Data tied to figure images:

####

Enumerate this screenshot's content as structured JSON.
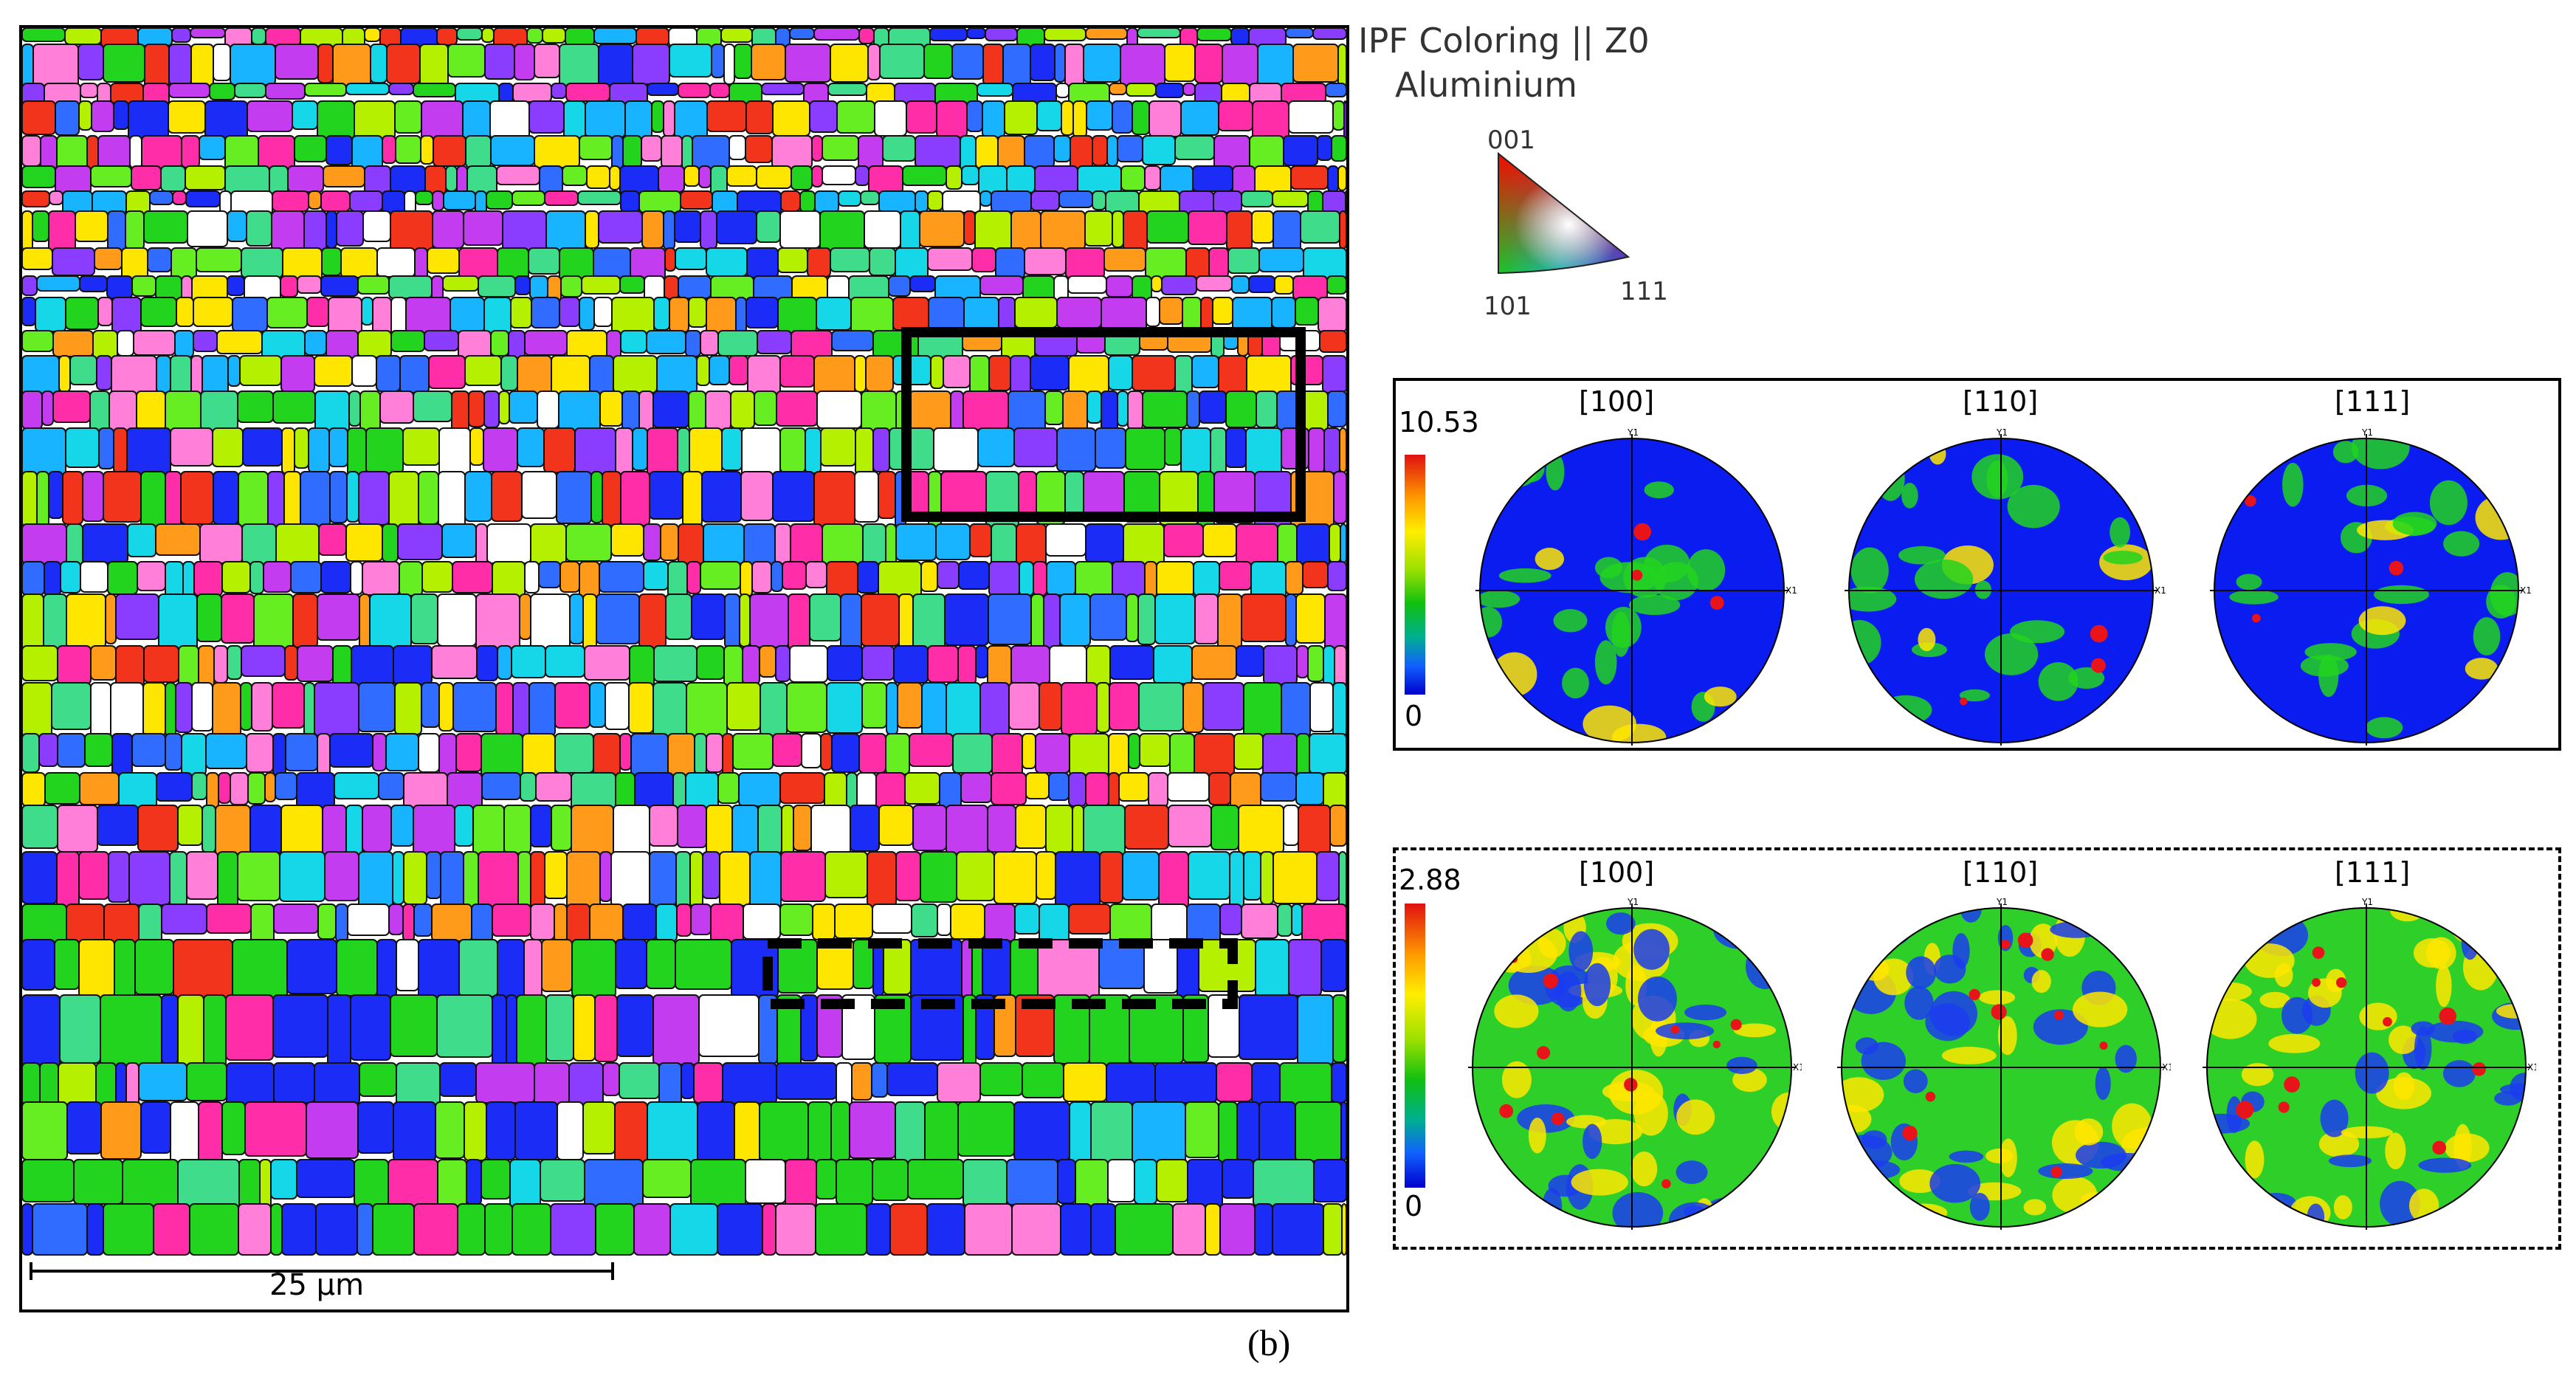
{
  "ebsd_map": {
    "scale_bar_label": "25 µm",
    "figure_label": "(b)"
  },
  "ipf_legend": {
    "title": "IPF Coloring || Z0",
    "phase": "Aluminium",
    "corner_top": "001",
    "corner_left": "101",
    "corner_right": "111"
  },
  "pole_figures_solid": {
    "scale_max": "10.53",
    "scale_min": "0",
    "poles": [
      "[100]",
      "[110]",
      "[111]"
    ]
  },
  "pole_figures_dashed": {
    "scale_max": "2.88",
    "scale_min": "0",
    "poles": [
      "[100]",
      "[110]",
      "[111]"
    ]
  },
  "axis_labels": {
    "y": "Y1",
    "x": "X1"
  },
  "colors": {
    "blue": "#0a1cf0",
    "green": "#22d41e",
    "yellow": "#ffe600",
    "red": "#e8141a",
    "frame": "#000000"
  }
}
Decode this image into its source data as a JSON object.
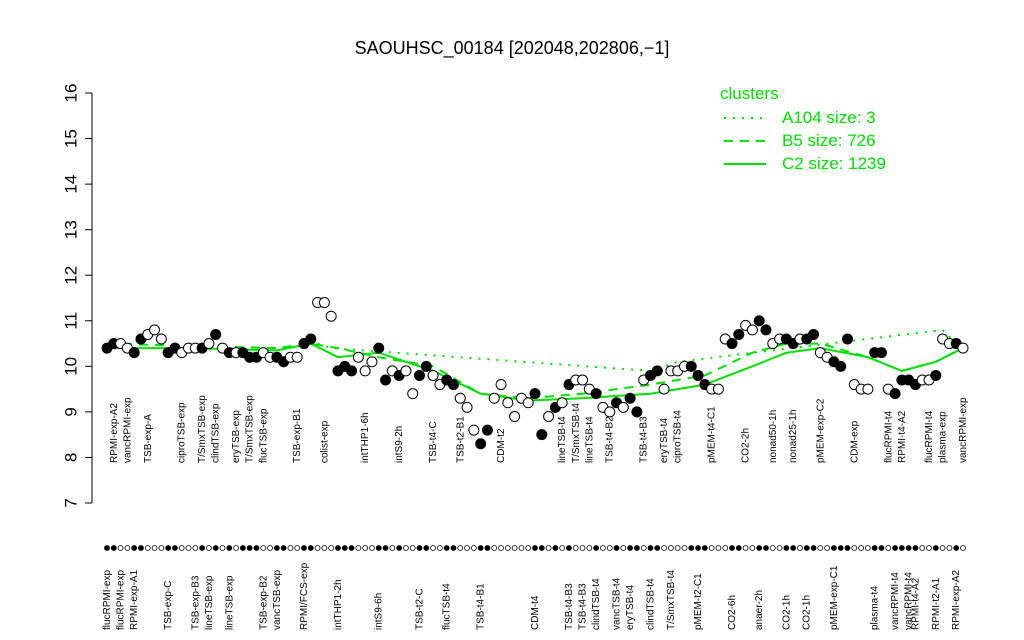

####

Your task
Return the material word for word. Pictures are not part of the copy.

Written response
Enumerate this screenshot's content as structured JSON.
{
  "ebsd_map": {
    "scale_bar_label": "25 µm",
    "figure_label": "(b)"
  },
  "ipf_legend": {
    "title": "IPF Coloring || Z0",
    "phase": "Aluminium",
    "corner_top": "001",
    "corner_left": "101",
    "corner_right": "111"
  },
  "pole_figures_solid": {
    "scale_max": "10.53",
    "scale_min": "0",
    "poles": [
      "[100]",
      "[110]",
      "[111]"
    ]
  },
  "pole_figures_dashed": {
    "scale_max": "2.88",
    "scale_min": "0",
    "poles": [
      "[100]",
      "[110]",
      "[111]"
    ]
  },
  "axis_labels": {
    "y": "Y1",
    "x": "X1"
  },
  "colors": {
    "blue": "#0a1cf0",
    "green": "#22d41e",
    "yellow": "#ffe600",
    "red": "#e8141a",
    "frame": "#000000"
  }
}
Decode this image into its source data as a JSON object.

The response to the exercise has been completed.